■ **Work to complete**:
- A) In the excerpt on hybrid speech synthesis, rewrite the paragraph beginning "In the case of hybrid synthesis" as a short bulleted list that keeps its main facts.
- B) Continue the excerpt on hybrid speech synthesis from the point where it stops.

■ **Excerpt**:
• • • • • • •

Once the models are trained, for the given sequence of units required to be synthesized, the streams of \({{{\mathrm {F}}_0}}, \hbox {MGC}\) and \(\hbox {BAP}\) parameters are generated by using a parameter generation algorithm considering global variance [30], and are passed to the vocoder which uses them to build the output speech.
In the case of hybrid synthesis, though, instead of using a vocoder, the stream is passed to the unit selection module which then selects “close enough” real speech chunks (candidates) to be concatenated, see Sect. 2.2. Note here that while all the streams must be used by the vocoder, only the \({\mathrm {F}}_0\) and cepstral coefficients were used to drive the unit selection, the aperiodicity was omitted since it is not supposed to bring any significant information to select according to. Although it could be used to generate speech of a unit as a replacement of a raw unit signal (a.k.a. “multiform” synthesis) when no candidate with match “close enough” is found [18, 20, 21, 29], this has been dismissed here.

• • • • • • •

■ **Entries shown**:
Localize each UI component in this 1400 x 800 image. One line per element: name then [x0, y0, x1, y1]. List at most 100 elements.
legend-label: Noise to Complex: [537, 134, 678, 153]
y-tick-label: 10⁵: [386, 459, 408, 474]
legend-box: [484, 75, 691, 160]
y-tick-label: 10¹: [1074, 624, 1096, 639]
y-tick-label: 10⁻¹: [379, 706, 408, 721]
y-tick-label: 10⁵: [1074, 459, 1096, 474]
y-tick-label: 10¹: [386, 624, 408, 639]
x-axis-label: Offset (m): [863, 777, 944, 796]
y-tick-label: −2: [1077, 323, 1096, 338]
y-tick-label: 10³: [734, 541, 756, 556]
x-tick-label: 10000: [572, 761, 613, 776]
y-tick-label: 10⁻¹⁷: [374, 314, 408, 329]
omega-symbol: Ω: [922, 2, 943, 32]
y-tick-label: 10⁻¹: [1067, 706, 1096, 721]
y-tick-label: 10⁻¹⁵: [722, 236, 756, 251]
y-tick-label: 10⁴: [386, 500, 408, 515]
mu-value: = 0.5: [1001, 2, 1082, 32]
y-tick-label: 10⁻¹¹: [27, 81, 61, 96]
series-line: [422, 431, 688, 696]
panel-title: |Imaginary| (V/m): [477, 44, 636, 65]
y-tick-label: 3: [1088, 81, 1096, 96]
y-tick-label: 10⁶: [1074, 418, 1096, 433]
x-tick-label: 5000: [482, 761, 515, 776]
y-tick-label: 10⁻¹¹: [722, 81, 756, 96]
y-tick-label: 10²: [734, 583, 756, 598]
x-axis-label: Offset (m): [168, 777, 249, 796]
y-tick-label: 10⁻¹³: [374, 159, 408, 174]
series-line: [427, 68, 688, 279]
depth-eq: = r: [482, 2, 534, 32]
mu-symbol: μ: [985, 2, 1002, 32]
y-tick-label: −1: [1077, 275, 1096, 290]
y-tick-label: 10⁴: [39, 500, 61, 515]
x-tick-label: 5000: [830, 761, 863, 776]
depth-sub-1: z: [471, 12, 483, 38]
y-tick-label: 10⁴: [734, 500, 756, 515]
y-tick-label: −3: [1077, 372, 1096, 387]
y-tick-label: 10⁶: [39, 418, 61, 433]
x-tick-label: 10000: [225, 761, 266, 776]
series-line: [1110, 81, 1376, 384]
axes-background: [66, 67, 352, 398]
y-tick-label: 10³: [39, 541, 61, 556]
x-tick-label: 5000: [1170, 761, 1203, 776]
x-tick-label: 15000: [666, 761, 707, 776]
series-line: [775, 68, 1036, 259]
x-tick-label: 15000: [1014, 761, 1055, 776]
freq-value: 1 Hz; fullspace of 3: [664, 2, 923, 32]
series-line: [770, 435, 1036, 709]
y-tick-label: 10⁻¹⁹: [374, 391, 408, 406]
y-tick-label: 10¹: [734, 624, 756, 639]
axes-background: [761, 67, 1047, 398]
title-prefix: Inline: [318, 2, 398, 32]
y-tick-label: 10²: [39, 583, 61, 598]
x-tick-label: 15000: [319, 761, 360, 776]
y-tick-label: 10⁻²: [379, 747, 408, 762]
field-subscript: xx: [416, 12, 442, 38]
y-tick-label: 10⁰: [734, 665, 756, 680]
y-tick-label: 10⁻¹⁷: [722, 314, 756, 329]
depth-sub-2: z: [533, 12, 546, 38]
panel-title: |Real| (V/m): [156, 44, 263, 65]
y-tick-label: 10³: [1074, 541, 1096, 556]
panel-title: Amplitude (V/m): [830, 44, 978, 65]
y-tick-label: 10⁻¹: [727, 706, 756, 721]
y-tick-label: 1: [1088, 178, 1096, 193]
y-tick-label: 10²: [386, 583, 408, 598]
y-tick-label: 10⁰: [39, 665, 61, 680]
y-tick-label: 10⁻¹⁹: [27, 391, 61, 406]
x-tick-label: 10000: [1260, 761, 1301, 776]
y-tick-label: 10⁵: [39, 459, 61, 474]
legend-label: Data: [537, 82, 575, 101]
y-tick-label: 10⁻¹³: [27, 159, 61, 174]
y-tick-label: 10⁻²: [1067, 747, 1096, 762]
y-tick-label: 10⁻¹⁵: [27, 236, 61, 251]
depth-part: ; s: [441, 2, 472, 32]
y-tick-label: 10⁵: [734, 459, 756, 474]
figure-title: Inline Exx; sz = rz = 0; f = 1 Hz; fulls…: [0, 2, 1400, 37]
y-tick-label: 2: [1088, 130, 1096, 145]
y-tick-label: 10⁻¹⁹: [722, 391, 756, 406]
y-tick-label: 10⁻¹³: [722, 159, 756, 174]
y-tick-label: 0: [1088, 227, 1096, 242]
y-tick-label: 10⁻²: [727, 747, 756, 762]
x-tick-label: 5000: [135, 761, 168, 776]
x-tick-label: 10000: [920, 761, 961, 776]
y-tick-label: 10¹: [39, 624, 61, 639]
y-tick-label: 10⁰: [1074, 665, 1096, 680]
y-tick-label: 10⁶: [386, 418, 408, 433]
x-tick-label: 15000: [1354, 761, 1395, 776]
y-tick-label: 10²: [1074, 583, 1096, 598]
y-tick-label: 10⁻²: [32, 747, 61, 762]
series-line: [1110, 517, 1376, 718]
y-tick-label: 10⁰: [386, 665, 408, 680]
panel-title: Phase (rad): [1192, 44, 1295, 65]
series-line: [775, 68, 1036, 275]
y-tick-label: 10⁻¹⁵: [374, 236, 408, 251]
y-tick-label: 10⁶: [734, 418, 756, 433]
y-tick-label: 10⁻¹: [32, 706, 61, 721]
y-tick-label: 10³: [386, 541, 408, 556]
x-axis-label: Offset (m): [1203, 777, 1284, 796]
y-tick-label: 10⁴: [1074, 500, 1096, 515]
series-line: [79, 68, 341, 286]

• • • • • • •

■ **In response**:
- A)
- In hybrid synthesis, the parameter stream goes to the unit selection module instead of a vocoder.
- This module selects "close enough" real speech chunks (candidates) and concatenates them.
- The vocoder must use all streams, but unit selection was driven only by F0 and the cepstral coefficients.
- Aperiodicity was left out because it is not expected to carry significant information for selection.
- When no close-enough candidate is found, the parameters could generate a unit's speech in place of a raw unit signal ("multiform" synthesis), but this option was dismissed here.

- B)
2.2 Unit Selection
In the most common unit selection scheme, a number of metrics are used to define target and concatenation costs. While the former measures how feature values of a speech unit from acoustics unit inventory match the prescribed (target) values of the features (what is aimed at to be expressed), the latter attempts to evaluate how smooth units will be perceived when joined together (how it will sound).
Target Cost. Having the trajectories of parameters \({{{\mathrm {F}}_0}} = [f(1),f(2),\dots ,f(r)]\) and \(\hbox {MGC} = \big [\mathbf {f}(1),\mathbf {f}(2),\dots ,\mathbf {f}(r)\big ]\) generated by the SPS module for the given phrase to synthesize, we have used the scripting interface of ARTIC TTS [25] to modify the unit selection in such a way that the use of symbolic features [15, 26], denoted by [23] as independent feature formulation – IFF, was replaced by the measure of mismatch between parameters from the parameter streams generated by the HMM model.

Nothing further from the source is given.